**Problem to work on**: Search the entries for the word "this" and pull out each line that has it.

[Figure content listings]
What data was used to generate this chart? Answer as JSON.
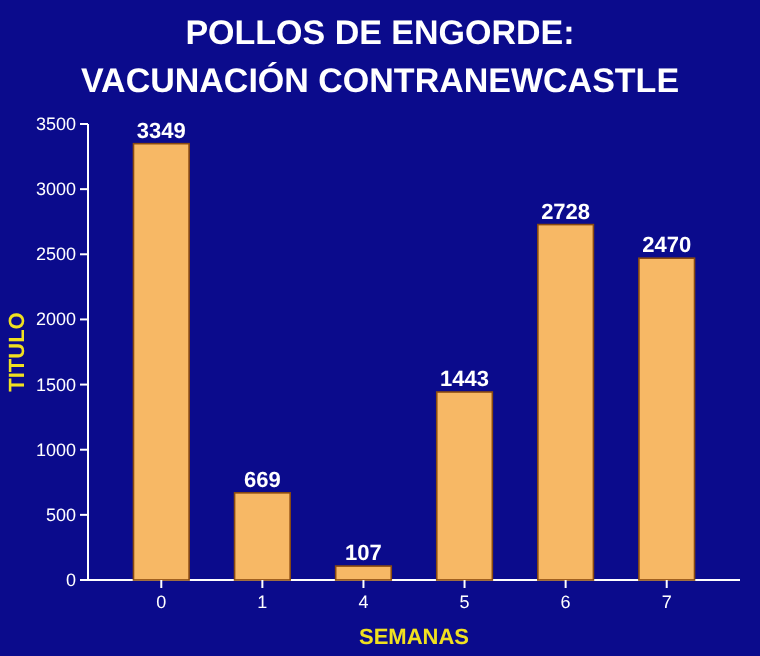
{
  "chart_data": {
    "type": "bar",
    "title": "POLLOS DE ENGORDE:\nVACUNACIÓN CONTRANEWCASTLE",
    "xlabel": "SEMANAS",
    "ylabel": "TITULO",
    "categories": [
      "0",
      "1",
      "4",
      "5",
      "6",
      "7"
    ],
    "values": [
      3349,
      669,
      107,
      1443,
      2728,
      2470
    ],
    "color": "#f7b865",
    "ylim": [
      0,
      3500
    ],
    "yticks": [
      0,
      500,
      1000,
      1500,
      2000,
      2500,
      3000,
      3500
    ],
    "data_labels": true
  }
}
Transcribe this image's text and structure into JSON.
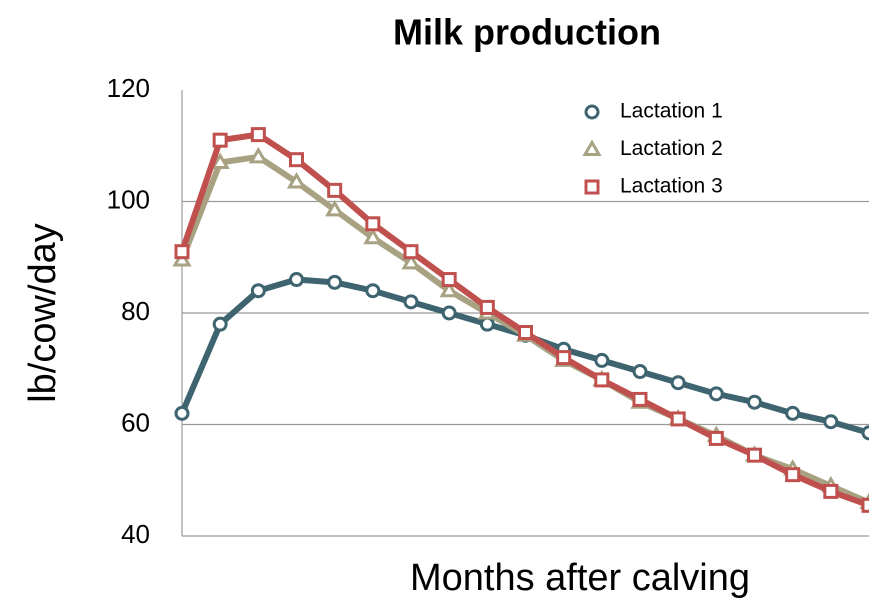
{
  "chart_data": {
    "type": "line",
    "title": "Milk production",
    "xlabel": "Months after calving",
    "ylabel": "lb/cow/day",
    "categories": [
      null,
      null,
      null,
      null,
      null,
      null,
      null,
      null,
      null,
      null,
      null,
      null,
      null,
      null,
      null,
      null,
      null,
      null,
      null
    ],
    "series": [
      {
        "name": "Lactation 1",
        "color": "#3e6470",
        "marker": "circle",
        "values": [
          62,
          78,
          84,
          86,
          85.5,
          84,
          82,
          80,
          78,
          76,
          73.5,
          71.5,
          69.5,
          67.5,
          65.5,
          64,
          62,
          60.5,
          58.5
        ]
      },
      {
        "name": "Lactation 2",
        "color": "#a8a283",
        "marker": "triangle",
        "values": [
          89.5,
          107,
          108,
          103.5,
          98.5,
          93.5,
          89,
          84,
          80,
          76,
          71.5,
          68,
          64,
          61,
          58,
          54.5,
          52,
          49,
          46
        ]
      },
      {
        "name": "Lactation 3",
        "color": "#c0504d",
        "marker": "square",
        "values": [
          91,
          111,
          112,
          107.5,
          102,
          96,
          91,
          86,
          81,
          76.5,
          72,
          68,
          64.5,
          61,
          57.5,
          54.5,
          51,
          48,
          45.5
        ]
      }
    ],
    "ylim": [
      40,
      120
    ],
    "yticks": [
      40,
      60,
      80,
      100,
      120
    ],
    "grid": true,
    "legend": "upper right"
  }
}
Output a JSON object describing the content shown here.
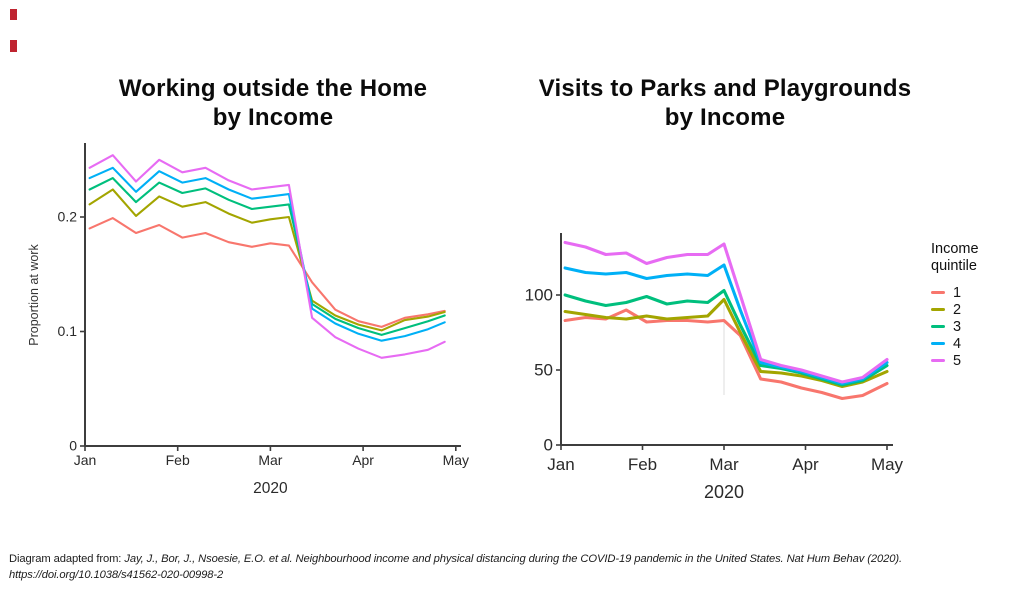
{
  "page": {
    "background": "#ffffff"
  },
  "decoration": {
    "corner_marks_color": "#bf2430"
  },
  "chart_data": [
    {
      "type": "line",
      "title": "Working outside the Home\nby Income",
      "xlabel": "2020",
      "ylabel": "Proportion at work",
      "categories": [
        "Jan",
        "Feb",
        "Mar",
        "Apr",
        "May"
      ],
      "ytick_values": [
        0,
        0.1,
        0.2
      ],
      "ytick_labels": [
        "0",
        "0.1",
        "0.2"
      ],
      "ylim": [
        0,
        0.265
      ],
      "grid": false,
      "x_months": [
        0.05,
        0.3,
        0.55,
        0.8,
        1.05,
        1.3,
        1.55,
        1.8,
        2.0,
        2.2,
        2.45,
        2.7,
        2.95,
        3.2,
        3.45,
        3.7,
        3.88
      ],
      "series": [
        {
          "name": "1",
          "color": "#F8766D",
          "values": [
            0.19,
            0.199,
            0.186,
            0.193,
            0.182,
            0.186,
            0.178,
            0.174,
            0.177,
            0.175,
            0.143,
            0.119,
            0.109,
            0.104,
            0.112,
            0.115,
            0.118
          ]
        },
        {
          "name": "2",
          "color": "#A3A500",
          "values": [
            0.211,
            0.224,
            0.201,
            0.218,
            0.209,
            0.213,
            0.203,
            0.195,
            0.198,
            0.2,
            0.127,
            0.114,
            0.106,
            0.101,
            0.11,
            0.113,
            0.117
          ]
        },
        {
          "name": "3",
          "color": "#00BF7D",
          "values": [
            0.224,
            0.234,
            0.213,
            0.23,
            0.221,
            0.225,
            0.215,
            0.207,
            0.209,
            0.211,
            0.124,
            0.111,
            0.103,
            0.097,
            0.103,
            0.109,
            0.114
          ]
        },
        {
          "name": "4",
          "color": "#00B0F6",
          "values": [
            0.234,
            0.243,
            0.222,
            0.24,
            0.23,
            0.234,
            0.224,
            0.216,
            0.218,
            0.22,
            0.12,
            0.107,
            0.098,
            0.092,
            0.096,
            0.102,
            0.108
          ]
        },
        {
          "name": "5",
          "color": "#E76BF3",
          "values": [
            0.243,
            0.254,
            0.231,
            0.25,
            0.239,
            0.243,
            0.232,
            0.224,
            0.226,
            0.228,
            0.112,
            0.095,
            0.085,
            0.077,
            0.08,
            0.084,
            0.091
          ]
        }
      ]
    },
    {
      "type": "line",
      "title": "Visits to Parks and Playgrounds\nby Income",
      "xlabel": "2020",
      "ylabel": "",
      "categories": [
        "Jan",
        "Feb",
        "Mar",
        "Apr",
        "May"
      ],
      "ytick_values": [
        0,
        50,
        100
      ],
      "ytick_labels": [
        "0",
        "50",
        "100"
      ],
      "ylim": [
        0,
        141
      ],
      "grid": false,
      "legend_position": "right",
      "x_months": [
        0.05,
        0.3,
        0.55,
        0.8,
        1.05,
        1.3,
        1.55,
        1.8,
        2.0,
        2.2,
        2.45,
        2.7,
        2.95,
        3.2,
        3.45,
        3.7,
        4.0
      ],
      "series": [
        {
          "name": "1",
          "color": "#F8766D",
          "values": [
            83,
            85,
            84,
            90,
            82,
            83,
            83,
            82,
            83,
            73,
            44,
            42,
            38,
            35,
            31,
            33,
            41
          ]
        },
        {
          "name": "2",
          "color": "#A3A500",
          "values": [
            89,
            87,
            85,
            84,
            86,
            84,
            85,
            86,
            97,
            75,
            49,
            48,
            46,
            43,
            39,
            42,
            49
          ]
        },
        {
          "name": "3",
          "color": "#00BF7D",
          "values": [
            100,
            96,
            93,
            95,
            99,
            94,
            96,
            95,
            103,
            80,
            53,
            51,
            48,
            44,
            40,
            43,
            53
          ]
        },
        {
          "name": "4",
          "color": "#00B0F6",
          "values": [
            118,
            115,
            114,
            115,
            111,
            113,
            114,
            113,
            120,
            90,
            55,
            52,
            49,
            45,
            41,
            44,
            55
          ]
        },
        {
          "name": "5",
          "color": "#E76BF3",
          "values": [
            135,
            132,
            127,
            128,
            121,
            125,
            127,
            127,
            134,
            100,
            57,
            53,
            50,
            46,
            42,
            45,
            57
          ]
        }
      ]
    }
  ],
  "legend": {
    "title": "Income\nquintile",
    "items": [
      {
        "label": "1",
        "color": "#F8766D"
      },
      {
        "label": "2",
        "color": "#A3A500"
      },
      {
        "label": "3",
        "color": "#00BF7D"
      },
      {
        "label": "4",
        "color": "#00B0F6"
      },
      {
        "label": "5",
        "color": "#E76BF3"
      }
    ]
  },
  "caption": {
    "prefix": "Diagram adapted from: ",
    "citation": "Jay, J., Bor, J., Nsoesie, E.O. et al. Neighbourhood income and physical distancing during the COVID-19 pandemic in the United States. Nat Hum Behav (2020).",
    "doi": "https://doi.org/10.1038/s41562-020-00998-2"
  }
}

**Completed task**:
What data was used to generate this chart? Answer as JSON.
Transcribe this image's text and structure into JSON.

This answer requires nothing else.